Work to complete.
Produce a word-for-word copy of the listing below without its pictures.

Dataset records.
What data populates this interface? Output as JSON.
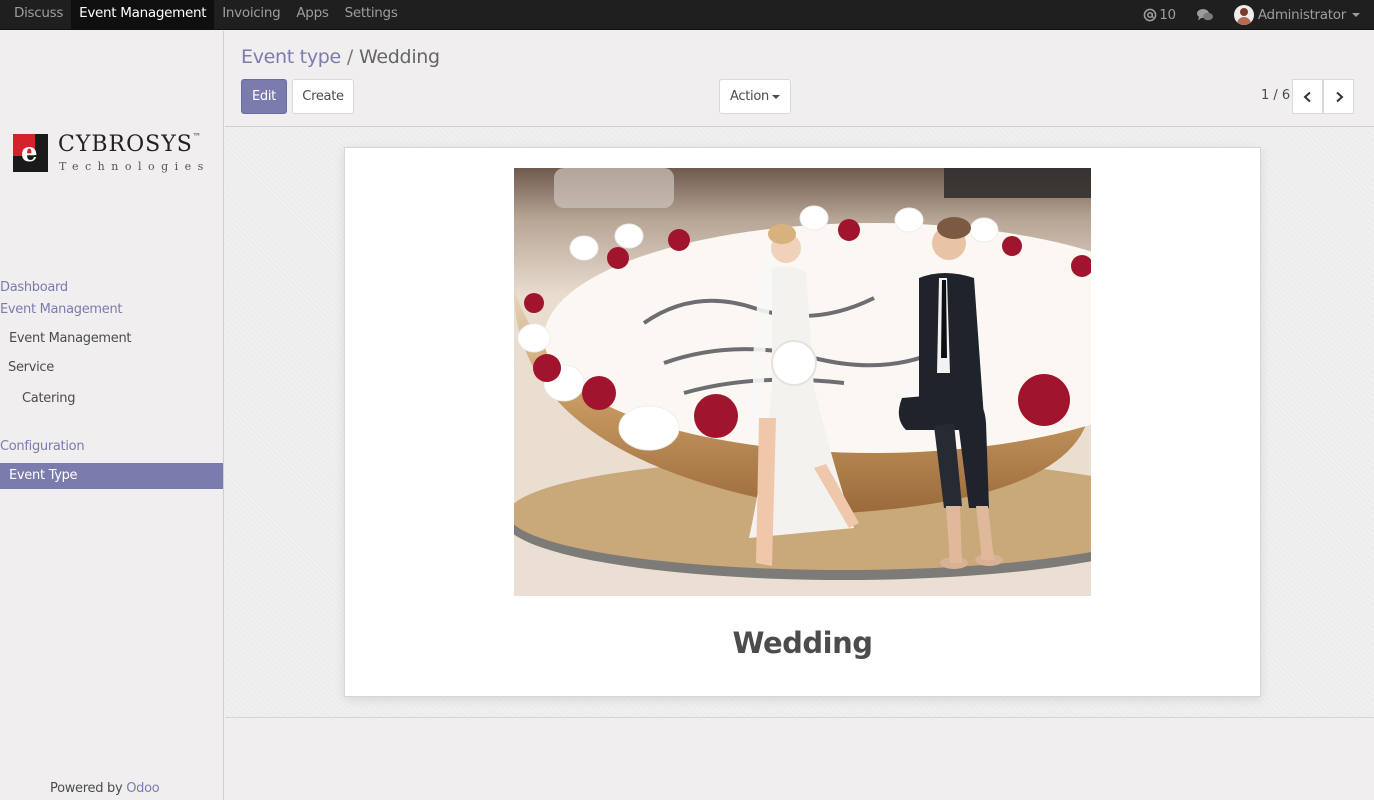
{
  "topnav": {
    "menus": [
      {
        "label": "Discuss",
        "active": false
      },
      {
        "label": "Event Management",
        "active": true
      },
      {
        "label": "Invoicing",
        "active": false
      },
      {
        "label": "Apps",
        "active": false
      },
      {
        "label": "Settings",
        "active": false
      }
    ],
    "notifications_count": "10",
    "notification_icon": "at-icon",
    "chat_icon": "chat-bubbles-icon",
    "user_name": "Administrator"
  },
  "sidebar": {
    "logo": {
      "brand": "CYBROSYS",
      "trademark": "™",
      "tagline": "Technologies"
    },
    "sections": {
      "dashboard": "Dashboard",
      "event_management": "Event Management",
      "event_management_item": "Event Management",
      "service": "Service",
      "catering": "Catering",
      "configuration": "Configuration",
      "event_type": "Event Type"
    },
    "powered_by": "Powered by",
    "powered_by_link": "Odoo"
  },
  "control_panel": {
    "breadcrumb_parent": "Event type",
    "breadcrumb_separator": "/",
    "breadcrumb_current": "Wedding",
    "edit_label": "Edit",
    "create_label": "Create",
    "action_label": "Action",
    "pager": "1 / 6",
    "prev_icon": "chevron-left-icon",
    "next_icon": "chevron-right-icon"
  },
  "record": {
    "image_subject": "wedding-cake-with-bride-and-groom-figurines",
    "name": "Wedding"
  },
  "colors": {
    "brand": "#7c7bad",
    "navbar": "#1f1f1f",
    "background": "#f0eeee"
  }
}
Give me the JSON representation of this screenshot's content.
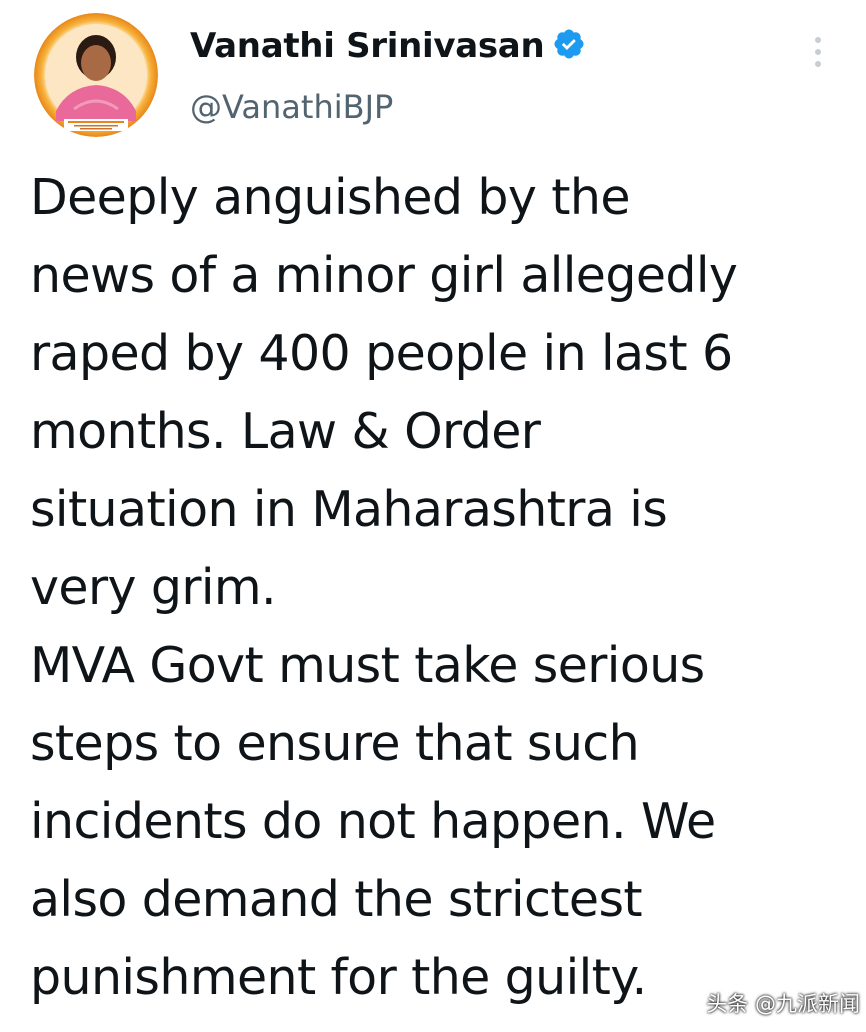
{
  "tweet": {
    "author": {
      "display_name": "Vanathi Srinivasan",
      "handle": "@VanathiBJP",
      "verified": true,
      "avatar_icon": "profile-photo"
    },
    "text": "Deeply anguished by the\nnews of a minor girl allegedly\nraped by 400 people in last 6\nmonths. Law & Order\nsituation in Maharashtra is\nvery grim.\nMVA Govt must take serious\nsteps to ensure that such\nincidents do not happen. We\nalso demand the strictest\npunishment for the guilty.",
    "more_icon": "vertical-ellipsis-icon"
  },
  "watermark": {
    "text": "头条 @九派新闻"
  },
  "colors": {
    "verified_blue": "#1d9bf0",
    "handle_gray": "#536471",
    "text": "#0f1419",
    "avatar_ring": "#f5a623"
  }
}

Complete response.
What data populates this interface? Output as JSON.
{
  "topnav": {
    "menus": [
      {
        "label": "Discuss",
        "active": false
      },
      {
        "label": "Event Management",
        "active": true
      },
      {
        "label": "Invoicing",
        "active": false
      },
      {
        "label": "Apps",
        "active": false
      },
      {
        "label": "Settings",
        "active": false
      }
    ],
    "notifications_count": "10",
    "notification_icon": "at-icon",
    "chat_icon": "chat-bubbles-icon",
    "user_name": "Administrator"
  },
  "sidebar": {
    "logo": {
      "brand": "CYBROSYS",
      "trademark": "™",
      "tagline": "Technologies"
    },
    "sections": {
      "dashboard": "Dashboard",
      "event_management": "Event Management",
      "event_management_item": "Event Management",
      "service": "Service",
      "catering": "Catering",
      "configuration": "Configuration",
      "event_type": "Event Type"
    },
    "powered_by": "Powered by",
    "powered_by_link": "Odoo"
  },
  "control_panel": {
    "breadcrumb_parent": "Event type",
    "breadcrumb_separator": "/",
    "breadcrumb_current": "Wedding",
    "edit_label": "Edit",
    "create_label": "Create",
    "action_label": "Action",
    "pager": "1 / 6",
    "prev_icon": "chevron-left-icon",
    "next_icon": "chevron-right-icon"
  },
  "record": {
    "image_subject": "wedding-cake-with-bride-and-groom-figurines",
    "name": "Wedding"
  },
  "colors": {
    "brand": "#7c7bad",
    "navbar": "#1f1f1f",
    "background": "#f0eeee"
  }
}
Give me the JSON representation of this screenshot's content.
{
  "tweet": {
    "author": {
      "display_name": "Vanathi Srinivasan",
      "handle": "@VanathiBJP",
      "verified": true,
      "avatar_icon": "profile-photo"
    },
    "text": "Deeply anguished by the\nnews of a minor girl allegedly\nraped by 400 people in last 6\nmonths. Law & Order\nsituation in Maharashtra is\nvery grim.\nMVA Govt must take serious\nsteps to ensure that such\nincidents do not happen. We\nalso demand the strictest\npunishment for the guilty.",
    "more_icon": "vertical-ellipsis-icon"
  },
  "watermark": {
    "text": "头条 @九派新闻"
  },
  "colors": {
    "verified_blue": "#1d9bf0",
    "handle_gray": "#536471",
    "text": "#0f1419",
    "avatar_ring": "#f5a623"
  }
}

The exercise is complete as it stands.